> _TASK DETAILS_
Write every record out again exactly, and keep images out of it.

Entries with figure data
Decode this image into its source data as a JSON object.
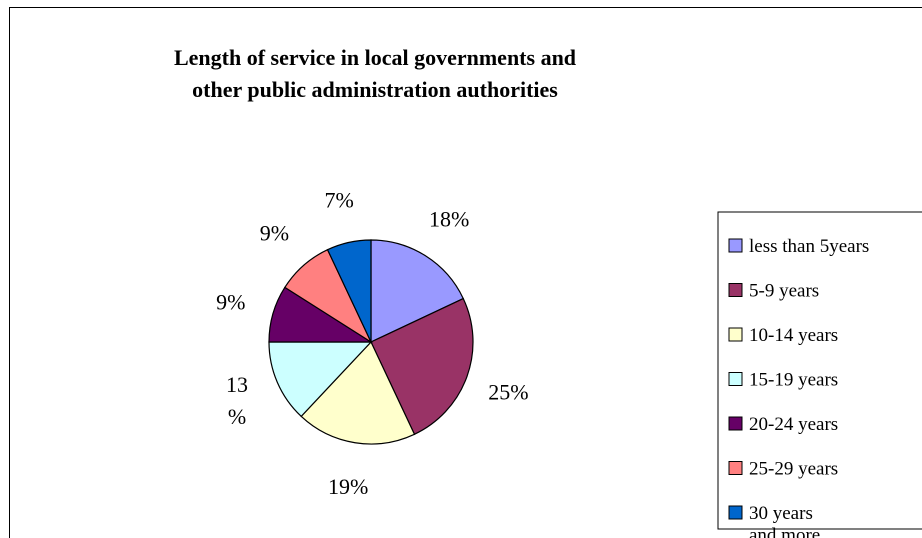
{
  "chart_data": {
    "type": "pie",
    "title": [
      "Length of service in local governments and",
      "other public administration authorities"
    ],
    "slices": [
      {
        "name": "less than 5years",
        "value": 18,
        "label": "18%",
        "color": "#9999ff"
      },
      {
        "name": "5-9 years",
        "value": 25,
        "label": "25%",
        "color": "#993366"
      },
      {
        "name": "10-14 years",
        "value": 19,
        "label": "19%",
        "color": "#ffffcc"
      },
      {
        "name": "15-19 years",
        "value": 13,
        "label": [
          "13",
          "%"
        ],
        "color": "#ccffff"
      },
      {
        "name": "20-24 years",
        "value": 9,
        "label": "9%",
        "color": "#660066"
      },
      {
        "name": "25-29 years",
        "value": 9,
        "label": "9%",
        "color": "#ff8080"
      },
      {
        "name": "30 years and more",
        "value": 7,
        "label": "7%",
        "color": "#0066cc"
      }
    ],
    "legend": {
      "placement": "right",
      "entries": [
        [
          "less than 5years"
        ],
        [
          "5-9 years"
        ],
        [
          "10-14 years"
        ],
        [
          "15-19 years"
        ],
        [
          "20-24 years"
        ],
        [
          "25-29 years"
        ],
        [
          "30 years",
          "and more"
        ]
      ]
    }
  }
}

> _THE RESPONSE_
Decode this image into its source data as a JSON object.
{
  "chart_data": {
    "type": "pie",
    "title": [
      "Length of service in local governments and",
      "other public administration authorities"
    ],
    "slices": [
      {
        "name": "less than 5years",
        "value": 18,
        "label": "18%",
        "color": "#9999ff"
      },
      {
        "name": "5-9 years",
        "value": 25,
        "label": "25%",
        "color": "#993366"
      },
      {
        "name": "10-14 years",
        "value": 19,
        "label": "19%",
        "color": "#ffffcc"
      },
      {
        "name": "15-19 years",
        "value": 13,
        "label": [
          "13",
          "%"
        ],
        "color": "#ccffff"
      },
      {
        "name": "20-24 years",
        "value": 9,
        "label": "9%",
        "color": "#660066"
      },
      {
        "name": "25-29 years",
        "value": 9,
        "label": "9%",
        "color": "#ff8080"
      },
      {
        "name": "30 years and more",
        "value": 7,
        "label": "7%",
        "color": "#0066cc"
      }
    ],
    "legend": {
      "placement": "right",
      "entries": [
        [
          "less than 5years"
        ],
        [
          "5-9 years"
        ],
        [
          "10-14 years"
        ],
        [
          "15-19 years"
        ],
        [
          "20-24 years"
        ],
        [
          "25-29 years"
        ],
        [
          "30 years",
          "and more"
        ]
      ]
    }
  }
}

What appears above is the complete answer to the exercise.